-- Begin Source text --

A 4x12 limited space tab is a completely different animal. Than a 9x12.

Yes the more tab surface you have in the water the more lift is achieved.

The angle of deployment on a 9x12 with a standard hieght actuator is at 21° The actuator is mounted in the center of the tab.

With a 4x12 the actuator is at a smaller angle due to the shorter depth of the tab. The tab will drop into the water well past the 21° a standard tab does which will make up for the lack of tab surface area in the water.

Sea Hunt boat (heavy fiberglass off shore boat) installs a 4x12 at the factory for boats up to 24'

I'm not saying that it will produce better than a 9x12 but if you have limited space a 4x12 will a least get you into a tab. I would think the 9x12 is definitely better at slower speeds.

If I had the room I would have 9x12's on my fishmaster. But I dont..


----------



## Kwall (Feb 12, 2014)

-- End Source text --

What is asked
[a] According to the trim tab post, why can a 4x12 tab make up for having less surface area in the water than a 9x12? Answer in one to three sentences.
[b] In the trim tab post, what is the angle of deployment on a 9x12 tab with a standard height actuator?
[c] Extend the trim tab post past its final line.
The lines after this sentence aren't needed.

-- Begin Supplied entries --

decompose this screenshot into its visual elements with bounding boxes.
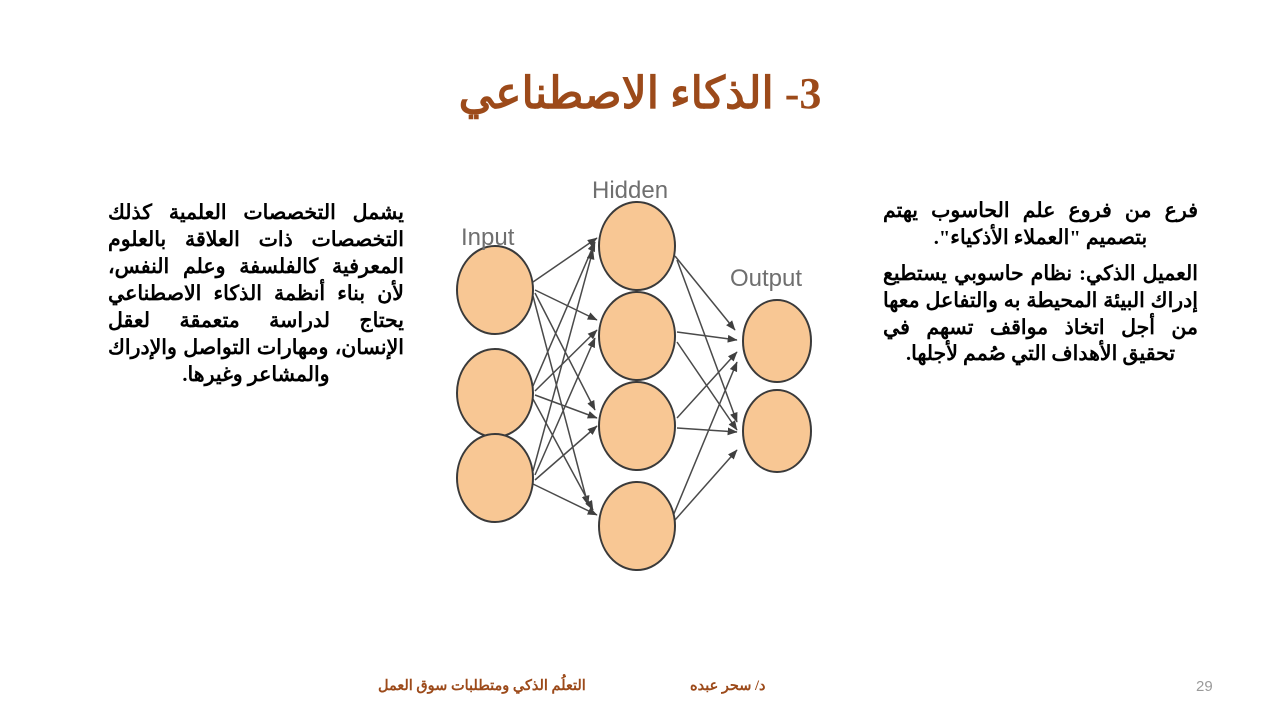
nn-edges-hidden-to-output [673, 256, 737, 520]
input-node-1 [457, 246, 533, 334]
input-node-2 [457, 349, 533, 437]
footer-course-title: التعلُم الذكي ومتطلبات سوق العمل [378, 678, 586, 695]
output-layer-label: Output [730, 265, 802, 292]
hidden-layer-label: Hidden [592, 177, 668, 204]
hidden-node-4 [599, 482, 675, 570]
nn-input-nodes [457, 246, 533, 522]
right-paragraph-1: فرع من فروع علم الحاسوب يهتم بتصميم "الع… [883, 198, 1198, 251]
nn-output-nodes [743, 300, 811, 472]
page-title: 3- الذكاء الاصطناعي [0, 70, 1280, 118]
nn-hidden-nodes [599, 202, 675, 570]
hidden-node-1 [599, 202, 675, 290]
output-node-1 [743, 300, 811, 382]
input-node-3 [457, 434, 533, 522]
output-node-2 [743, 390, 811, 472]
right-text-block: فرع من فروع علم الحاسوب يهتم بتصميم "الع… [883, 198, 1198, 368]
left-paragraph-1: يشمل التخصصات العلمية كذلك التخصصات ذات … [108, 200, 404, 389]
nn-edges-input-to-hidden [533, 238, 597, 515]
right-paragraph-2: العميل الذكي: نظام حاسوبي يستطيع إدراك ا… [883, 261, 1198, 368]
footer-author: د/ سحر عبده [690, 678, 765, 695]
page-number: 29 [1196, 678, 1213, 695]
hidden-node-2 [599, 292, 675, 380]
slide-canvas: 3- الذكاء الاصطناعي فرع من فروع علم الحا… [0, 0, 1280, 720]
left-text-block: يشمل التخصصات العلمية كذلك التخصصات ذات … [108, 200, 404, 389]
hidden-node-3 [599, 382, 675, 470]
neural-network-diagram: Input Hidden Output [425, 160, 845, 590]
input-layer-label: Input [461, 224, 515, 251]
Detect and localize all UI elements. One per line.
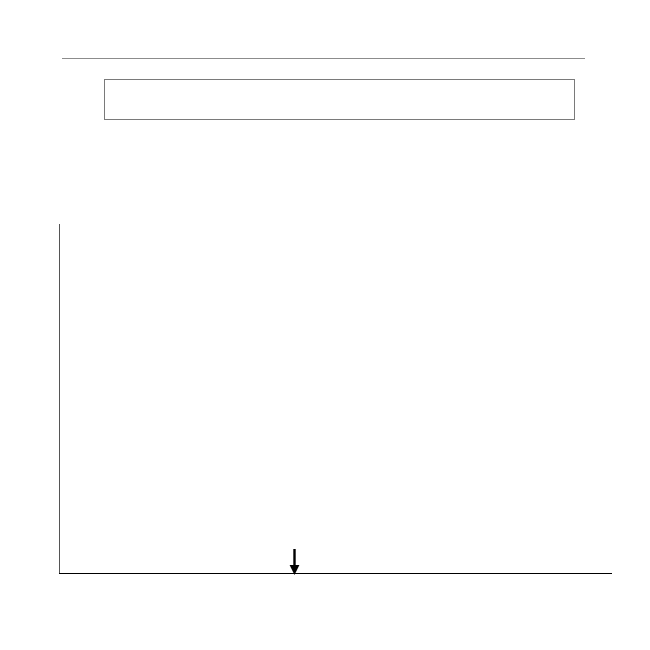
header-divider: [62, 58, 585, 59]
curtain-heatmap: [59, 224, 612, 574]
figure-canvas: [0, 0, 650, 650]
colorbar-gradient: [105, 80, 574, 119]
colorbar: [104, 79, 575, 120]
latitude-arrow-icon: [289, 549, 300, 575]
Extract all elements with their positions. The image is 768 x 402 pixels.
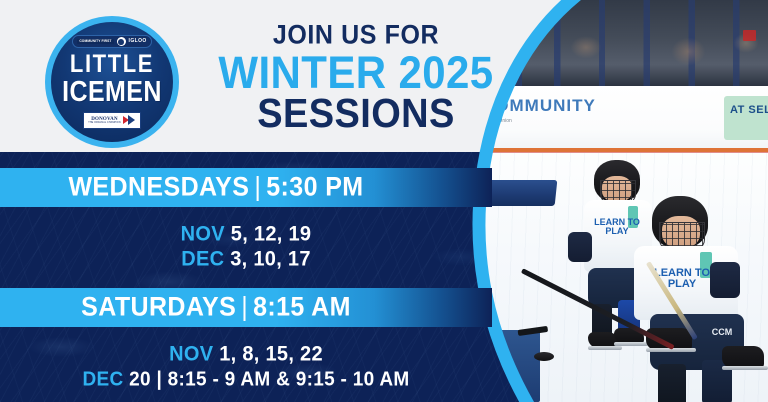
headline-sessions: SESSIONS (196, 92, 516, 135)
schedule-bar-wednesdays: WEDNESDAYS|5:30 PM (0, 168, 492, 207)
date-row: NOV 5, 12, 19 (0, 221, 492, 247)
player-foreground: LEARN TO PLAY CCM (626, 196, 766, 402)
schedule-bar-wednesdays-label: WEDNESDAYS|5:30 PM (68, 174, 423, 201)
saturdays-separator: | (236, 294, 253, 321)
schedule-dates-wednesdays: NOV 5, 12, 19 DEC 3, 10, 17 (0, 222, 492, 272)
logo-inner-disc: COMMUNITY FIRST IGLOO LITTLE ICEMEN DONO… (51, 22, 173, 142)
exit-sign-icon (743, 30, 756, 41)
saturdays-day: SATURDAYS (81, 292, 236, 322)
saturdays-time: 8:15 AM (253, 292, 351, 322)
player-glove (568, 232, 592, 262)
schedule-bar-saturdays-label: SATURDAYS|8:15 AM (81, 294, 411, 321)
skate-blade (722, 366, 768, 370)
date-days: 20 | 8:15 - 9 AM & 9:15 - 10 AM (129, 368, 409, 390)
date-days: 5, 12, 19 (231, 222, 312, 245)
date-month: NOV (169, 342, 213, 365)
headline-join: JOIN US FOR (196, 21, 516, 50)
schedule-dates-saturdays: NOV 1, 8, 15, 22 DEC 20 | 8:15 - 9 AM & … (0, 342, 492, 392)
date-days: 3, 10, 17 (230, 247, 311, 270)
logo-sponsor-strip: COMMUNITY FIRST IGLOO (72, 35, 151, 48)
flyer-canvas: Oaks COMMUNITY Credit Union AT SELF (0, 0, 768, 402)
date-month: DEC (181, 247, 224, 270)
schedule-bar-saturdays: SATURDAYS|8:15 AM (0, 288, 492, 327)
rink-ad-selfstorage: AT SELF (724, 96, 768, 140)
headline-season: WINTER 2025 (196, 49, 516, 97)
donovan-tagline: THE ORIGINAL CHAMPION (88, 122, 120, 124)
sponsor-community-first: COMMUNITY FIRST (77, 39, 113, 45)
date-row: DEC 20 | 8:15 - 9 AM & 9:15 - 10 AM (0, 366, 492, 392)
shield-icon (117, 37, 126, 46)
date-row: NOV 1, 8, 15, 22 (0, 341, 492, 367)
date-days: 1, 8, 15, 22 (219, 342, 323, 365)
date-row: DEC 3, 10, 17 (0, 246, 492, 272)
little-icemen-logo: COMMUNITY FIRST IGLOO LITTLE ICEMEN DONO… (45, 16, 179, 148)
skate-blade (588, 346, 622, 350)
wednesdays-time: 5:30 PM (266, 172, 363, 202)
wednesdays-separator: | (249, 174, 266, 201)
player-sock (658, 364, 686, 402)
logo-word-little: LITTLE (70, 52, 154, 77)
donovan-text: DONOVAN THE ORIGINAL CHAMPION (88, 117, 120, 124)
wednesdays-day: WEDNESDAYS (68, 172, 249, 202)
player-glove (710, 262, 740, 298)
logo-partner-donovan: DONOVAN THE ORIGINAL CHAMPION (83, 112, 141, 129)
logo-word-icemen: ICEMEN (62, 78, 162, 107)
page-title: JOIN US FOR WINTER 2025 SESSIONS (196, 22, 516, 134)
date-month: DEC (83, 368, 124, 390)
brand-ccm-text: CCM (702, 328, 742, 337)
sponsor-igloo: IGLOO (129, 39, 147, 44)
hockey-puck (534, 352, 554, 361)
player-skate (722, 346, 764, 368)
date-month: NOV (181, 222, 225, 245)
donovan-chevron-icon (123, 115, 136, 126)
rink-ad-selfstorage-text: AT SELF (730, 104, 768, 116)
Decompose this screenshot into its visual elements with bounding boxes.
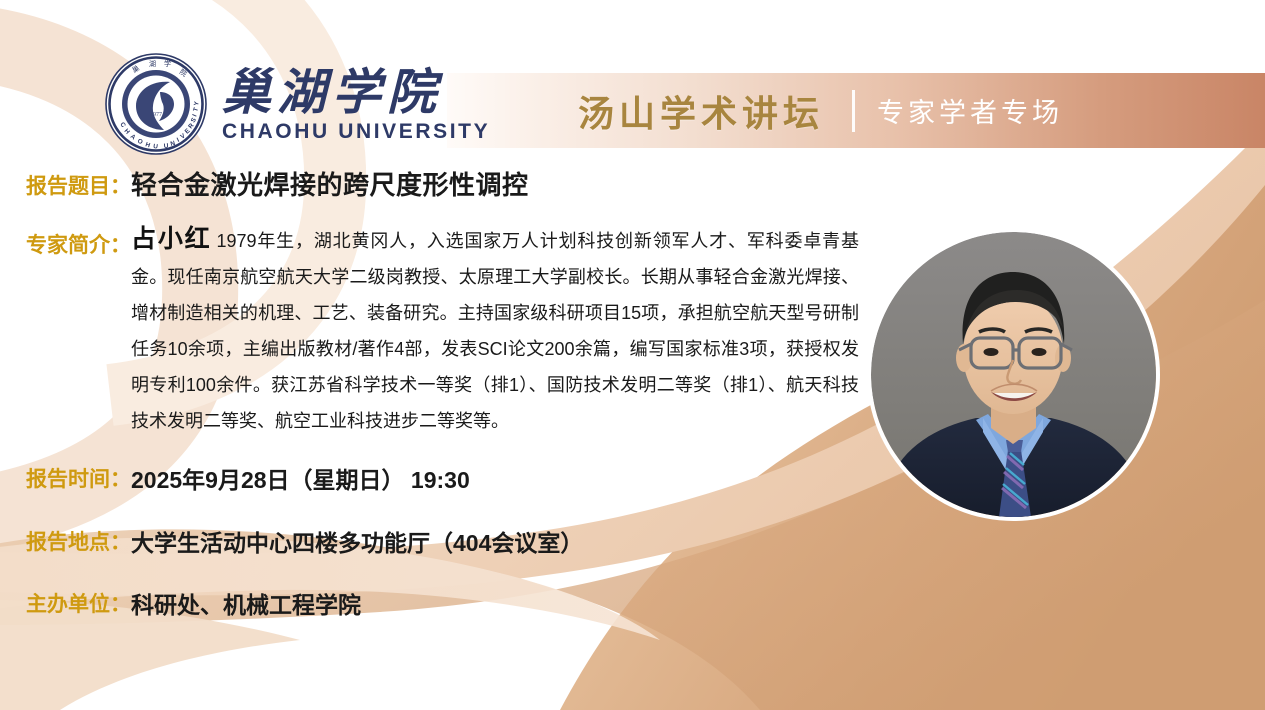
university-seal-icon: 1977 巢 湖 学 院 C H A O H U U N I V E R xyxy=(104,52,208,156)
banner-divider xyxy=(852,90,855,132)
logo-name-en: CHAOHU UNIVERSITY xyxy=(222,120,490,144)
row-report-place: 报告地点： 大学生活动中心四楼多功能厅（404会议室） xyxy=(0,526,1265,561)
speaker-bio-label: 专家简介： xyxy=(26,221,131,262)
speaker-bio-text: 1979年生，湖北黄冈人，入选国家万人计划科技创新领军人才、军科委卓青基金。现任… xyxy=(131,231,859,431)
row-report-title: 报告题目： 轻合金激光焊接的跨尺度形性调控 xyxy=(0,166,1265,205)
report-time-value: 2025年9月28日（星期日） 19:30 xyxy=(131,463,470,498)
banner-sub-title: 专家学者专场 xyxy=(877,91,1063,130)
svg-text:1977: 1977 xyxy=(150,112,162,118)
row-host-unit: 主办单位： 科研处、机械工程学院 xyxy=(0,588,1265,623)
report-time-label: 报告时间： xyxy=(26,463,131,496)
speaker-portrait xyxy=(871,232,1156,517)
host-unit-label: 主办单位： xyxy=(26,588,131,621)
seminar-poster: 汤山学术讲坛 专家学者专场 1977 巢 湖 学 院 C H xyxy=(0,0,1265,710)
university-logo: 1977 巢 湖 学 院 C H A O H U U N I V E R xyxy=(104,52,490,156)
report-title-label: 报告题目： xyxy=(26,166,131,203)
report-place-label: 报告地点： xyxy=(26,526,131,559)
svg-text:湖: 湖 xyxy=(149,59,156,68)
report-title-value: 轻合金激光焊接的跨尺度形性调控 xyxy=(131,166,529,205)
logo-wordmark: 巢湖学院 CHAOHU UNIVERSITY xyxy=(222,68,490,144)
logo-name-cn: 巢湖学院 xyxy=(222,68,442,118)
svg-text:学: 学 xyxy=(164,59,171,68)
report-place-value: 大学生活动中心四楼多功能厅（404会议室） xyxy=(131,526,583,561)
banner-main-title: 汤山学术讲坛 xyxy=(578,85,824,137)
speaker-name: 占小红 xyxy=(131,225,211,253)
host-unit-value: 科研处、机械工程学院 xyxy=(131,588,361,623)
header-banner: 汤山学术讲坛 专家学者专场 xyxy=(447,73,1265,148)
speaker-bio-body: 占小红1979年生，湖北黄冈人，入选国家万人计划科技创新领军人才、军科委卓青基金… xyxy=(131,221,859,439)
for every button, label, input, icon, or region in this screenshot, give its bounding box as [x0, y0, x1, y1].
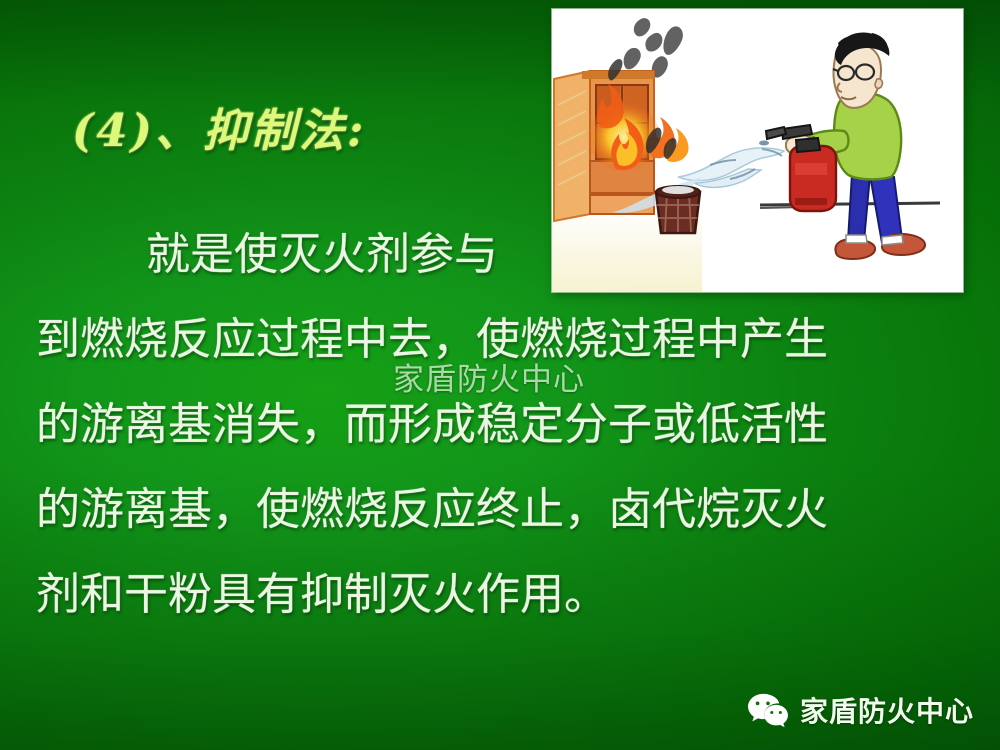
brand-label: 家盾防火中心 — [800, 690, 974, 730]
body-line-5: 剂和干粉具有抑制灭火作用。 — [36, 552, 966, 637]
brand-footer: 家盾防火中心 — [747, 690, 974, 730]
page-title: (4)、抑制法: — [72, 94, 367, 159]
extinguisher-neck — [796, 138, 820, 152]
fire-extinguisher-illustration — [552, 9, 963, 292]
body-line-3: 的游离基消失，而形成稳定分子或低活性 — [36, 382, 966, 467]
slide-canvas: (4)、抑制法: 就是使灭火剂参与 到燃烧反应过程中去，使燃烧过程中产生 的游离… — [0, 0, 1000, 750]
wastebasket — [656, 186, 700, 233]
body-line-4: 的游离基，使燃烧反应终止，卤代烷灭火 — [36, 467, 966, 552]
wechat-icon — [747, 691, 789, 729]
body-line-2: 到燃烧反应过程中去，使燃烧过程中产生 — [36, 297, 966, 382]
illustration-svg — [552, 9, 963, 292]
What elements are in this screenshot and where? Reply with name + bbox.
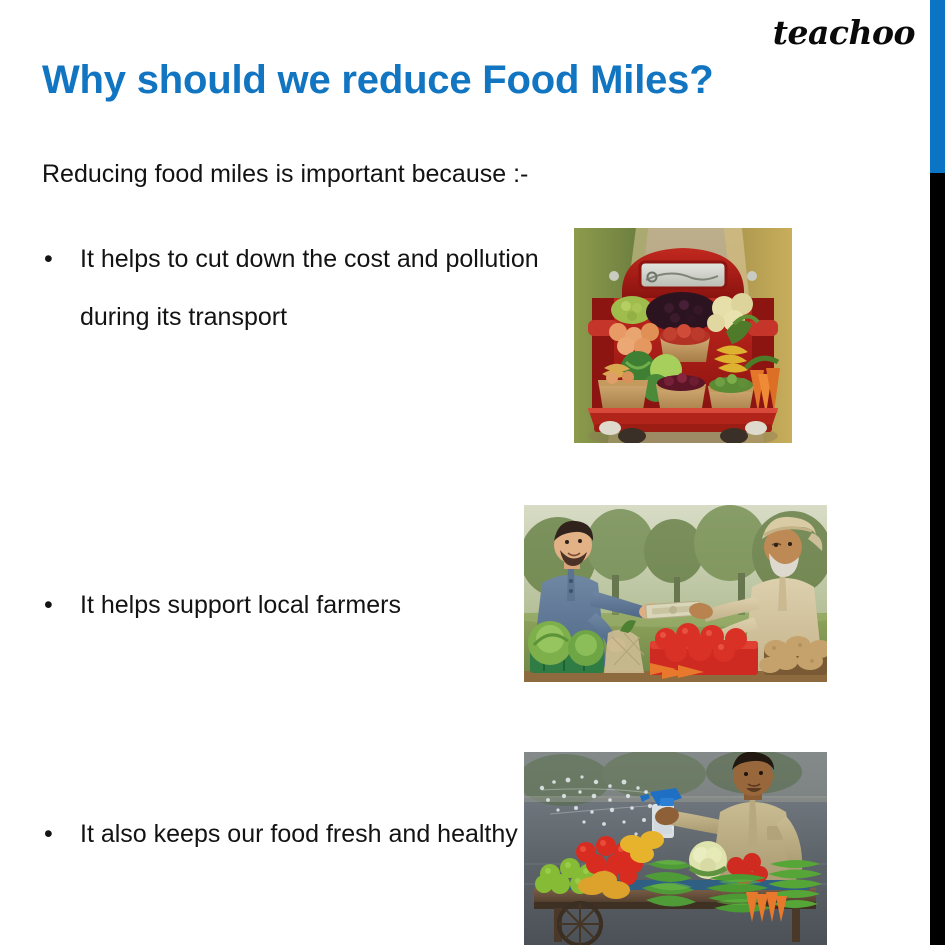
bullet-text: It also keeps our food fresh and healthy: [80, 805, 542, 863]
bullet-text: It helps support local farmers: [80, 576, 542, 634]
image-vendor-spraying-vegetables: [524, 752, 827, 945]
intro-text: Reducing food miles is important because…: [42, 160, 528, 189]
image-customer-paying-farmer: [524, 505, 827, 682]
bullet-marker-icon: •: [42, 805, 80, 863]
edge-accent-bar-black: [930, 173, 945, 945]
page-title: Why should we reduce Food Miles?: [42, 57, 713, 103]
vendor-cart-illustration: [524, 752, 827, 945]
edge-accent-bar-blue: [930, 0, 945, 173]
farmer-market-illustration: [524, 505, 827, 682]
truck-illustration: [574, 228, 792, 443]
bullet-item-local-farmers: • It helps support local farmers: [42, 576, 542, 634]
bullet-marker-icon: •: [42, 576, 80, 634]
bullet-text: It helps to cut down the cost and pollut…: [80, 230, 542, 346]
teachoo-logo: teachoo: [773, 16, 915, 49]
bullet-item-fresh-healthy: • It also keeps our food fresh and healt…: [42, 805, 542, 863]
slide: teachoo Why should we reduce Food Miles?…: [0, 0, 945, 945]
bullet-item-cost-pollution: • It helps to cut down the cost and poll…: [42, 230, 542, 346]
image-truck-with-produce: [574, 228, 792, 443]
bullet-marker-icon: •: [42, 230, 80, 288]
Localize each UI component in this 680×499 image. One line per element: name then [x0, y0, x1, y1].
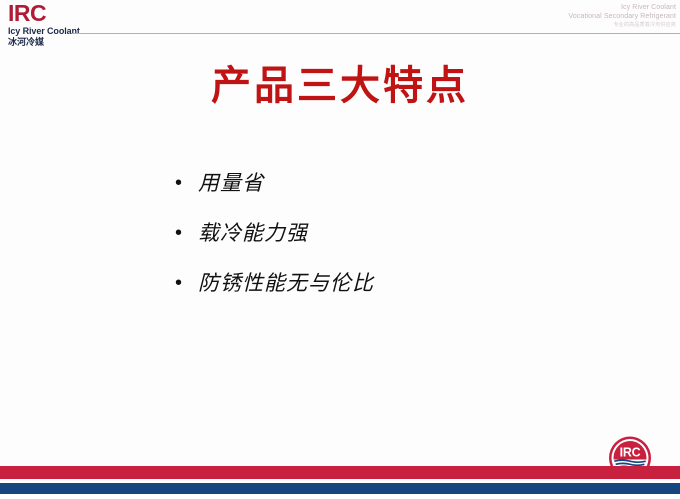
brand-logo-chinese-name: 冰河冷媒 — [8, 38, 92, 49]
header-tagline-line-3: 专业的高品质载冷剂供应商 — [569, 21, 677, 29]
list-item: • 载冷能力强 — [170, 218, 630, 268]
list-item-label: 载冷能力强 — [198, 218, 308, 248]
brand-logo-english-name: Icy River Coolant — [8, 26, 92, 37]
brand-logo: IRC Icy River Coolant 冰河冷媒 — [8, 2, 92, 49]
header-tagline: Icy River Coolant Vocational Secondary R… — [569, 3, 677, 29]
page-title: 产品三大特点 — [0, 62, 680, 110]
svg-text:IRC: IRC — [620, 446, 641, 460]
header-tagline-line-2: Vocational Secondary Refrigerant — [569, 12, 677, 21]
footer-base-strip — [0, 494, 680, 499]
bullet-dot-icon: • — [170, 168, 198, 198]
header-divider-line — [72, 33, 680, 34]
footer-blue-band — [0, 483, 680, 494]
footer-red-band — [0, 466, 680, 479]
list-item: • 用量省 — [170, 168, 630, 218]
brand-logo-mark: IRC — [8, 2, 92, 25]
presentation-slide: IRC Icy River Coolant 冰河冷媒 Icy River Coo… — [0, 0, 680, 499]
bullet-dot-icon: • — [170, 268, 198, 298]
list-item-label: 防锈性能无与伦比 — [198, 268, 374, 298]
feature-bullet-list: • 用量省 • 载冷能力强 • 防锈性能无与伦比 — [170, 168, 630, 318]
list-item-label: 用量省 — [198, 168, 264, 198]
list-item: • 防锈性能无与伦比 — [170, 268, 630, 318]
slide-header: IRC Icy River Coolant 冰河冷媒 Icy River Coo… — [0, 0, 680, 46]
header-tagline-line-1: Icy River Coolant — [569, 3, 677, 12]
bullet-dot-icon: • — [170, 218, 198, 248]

-- End Supplied entries --

Answers for the exercise
[a] On a 4x12, the shorter depth of the tab puts the actuator at a smaller angle. As a result, the tab drops into the water well past the 21° of a standard tab, which makes up for the smaller tab surface area in the water.

[b] 21°

[c]
My boat will list to one side because of weight, I barely touch that side it levels that side fast, when it ruff out push the bow down, it cuts the waves without a lot of pounding


----------



## eyedreamn (Jun 12, 2011)

K wall can you do one more pic looking straight back at the transom. If not no biggie. I may do them. Thank you!


----------



## Kwall (Feb 12, 2014)

Pic


----------



## jdoaks (Jul 2, 2011)

kwall are you happy with location of the rocker?


----------



## Kwall (Feb 12, 2014)

Ya there was a hole there already, so I didn't have to do much drilling


----------



## jdoaks (Jul 2, 2011)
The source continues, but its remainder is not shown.